EXERCISE DESCRIPTION: Every entry that follows needs to be repeated exactly.

GIVEN DATA:
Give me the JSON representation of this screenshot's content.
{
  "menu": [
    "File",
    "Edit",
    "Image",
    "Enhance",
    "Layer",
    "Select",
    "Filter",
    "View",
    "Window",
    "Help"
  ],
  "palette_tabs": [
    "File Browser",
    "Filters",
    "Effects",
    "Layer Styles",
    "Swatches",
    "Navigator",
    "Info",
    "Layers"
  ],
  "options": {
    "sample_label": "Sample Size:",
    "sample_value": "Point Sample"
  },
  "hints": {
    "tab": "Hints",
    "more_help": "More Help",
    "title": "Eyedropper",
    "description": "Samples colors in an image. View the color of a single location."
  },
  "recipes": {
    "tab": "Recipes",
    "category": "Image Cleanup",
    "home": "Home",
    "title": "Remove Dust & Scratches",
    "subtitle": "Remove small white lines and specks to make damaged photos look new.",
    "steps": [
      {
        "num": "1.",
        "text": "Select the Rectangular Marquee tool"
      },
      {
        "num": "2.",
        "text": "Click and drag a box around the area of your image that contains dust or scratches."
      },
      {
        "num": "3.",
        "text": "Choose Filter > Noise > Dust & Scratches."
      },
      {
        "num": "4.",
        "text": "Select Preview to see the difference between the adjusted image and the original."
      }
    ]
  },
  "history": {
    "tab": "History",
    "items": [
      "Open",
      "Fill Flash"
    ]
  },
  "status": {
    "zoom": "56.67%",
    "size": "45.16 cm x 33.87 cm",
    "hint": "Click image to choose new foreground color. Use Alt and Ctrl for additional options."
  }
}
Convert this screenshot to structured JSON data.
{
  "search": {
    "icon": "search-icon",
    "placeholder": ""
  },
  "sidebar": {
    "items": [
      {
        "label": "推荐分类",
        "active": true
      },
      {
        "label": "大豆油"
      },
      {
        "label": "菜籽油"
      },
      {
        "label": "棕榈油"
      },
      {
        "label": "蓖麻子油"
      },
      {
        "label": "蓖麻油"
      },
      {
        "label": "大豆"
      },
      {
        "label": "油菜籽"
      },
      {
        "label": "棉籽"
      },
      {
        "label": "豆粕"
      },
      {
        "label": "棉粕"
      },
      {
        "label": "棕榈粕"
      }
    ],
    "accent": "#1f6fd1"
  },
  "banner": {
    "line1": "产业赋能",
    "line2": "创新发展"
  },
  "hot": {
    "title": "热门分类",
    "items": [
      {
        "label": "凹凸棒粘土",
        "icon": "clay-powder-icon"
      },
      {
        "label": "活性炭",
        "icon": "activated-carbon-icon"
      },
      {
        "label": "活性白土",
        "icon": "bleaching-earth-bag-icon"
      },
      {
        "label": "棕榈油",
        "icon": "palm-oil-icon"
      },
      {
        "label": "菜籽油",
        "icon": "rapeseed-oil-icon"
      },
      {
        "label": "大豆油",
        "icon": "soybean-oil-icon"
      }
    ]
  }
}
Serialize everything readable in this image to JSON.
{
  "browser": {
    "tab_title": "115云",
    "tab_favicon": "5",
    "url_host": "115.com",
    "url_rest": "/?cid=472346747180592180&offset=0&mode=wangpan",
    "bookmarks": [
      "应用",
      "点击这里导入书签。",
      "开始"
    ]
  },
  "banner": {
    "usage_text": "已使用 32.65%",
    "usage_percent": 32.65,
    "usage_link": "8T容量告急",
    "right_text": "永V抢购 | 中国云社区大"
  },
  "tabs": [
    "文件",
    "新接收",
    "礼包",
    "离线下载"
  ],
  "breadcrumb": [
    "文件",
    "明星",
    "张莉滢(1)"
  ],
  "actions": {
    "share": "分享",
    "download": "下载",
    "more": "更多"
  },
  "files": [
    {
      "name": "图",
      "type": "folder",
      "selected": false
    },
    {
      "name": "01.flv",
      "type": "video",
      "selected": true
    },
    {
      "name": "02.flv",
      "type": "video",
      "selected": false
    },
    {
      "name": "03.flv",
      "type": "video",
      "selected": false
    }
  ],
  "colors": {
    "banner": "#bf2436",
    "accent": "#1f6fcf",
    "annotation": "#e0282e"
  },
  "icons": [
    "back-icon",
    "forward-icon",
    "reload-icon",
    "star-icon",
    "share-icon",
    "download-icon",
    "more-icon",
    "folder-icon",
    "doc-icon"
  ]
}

FINISHED ANSWER:
Give me the JSON representation of this screenshot's content.
{
  "menu": [
    "File",
    "Edit",
    "Image",
    "Enhance",
    "Layer",
    "Select",
    "Filter",
    "View",
    "Window",
    "Help"
  ],
  "palette_tabs": [
    "File Browser",
    "Filters",
    "Effects",
    "Layer Styles",
    "Swatches",
    "Navigator",
    "Info",
    "Layers"
  ],
  "options": {
    "sample_label": "Sample Size:",
    "sample_value": "Point Sample"
  },
  "hints": {
    "tab": "Hints",
    "more_help": "More Help",
    "title": "Eyedropper",
    "description": "Samples colors in an image. View the color of a single location."
  },
  "recipes": {
    "tab": "Recipes",
    "category": "Image Cleanup",
    "home": "Home",
    "title": "Remove Dust & Scratches",
    "subtitle": "Remove small white lines and specks to make damaged photos look new.",
    "steps": [
      {
        "num": "1.",
        "text": "Select the Rectangular Marquee tool"
      },
      {
        "num": "2.",
        "text": "Click and drag a box around the area of your image that contains dust or scratches."
      },
      {
        "num": "3.",
        "text": "Choose Filter > Noise > Dust & Scratches."
      },
      {
        "num": "4.",
        "text": "Select Preview to see the difference between the adjusted image and the original."
      }
    ]
  },
  "history": {
    "tab": "History",
    "items": [
      "Open",
      "Fill Flash"
    ]
  },
  "status": {
    "zoom": "56.67%",
    "size": "45.16 cm x 33.87 cm",
    "hint": "Click image to choose new foreground color. Use Alt and Ctrl for additional options."
  }
}
Convert this screenshot to structured JSON data.
{
  "search": {
    "icon": "search-icon",
    "placeholder": ""
  },
  "sidebar": {
    "items": [
      {
        "label": "推荐分类",
        "active": true
      },
      {
        "label": "大豆油"
      },
      {
        "label": "菜籽油"
      },
      {
        "label": "棕榈油"
      },
      {
        "label": "蓖麻子油"
      },
      {
        "label": "蓖麻油"
      },
      {
        "label": "大豆"
      },
      {
        "label": "油菜籽"
      },
      {
        "label": "棉籽"
      },
      {
        "label": "豆粕"
      },
      {
        "label": "棉粕"
      },
      {
        "label": "棕榈粕"
      }
    ],
    "accent": "#1f6fd1"
  },
  "banner": {
    "line1": "产业赋能",
    "line2": "创新发展"
  },
  "hot": {
    "title": "热门分类",
    "items": [
      {
        "label": "凹凸棒粘土",
        "icon": "clay-powder-icon"
      },
      {
        "label": "活性炭",
        "icon": "activated-carbon-icon"
      },
      {
        "label": "活性白土",
        "icon": "bleaching-earth-bag-icon"
      },
      {
        "label": "棕榈油",
        "icon": "palm-oil-icon"
      },
      {
        "label": "菜籽油",
        "icon": "rapeseed-oil-icon"
      },
      {
        "label": "大豆油",
        "icon": "soybean-oil-icon"
      }
    ]
  }
}
Serialize everything readable in this image to JSON.
{
  "browser": {
    "tab_title": "115云",
    "tab_favicon": "5",
    "url_host": "115.com",
    "url_rest": "/?cid=472346747180592180&offset=0&mode=wangpan",
    "bookmarks": [
      "应用",
      "点击这里导入书签。",
      "开始"
    ]
  },
  "banner": {
    "usage_text": "已使用 32.65%",
    "usage_percent": 32.65,
    "usage_link": "8T容量告急",
    "right_text": "永V抢购 | 中国云社区大"
  },
  "tabs": [
    "文件",
    "新接收",
    "礼包",
    "离线下载"
  ],
  "breadcrumb": [
    "文件",
    "明星",
    "张莉滢(1)"
  ],
  "actions": {
    "share": "分享",
    "download": "下载",
    "more": "更多"
  },
  "files": [
    {
      "name": "图",
      "type": "folder",
      "selected": false
    },
    {
      "name": "01.flv",
      "type": "video",
      "selected": true
    },
    {
      "name": "02.flv",
      "type": "video",
      "selected": false
    },
    {
      "name": "03.flv",
      "type": "video",
      "selected": false
    }
  ],
  "colors": {
    "banner": "#bf2436",
    "accent": "#1f6fcf",
    "annotation": "#e0282e"
  },
  "icons": [
    "back-icon",
    "forward-icon",
    "reload-icon",
    "star-icon",
    "share-icon",
    "download-icon",
    "more-icon",
    "folder-icon",
    "doc-icon"
  ]
}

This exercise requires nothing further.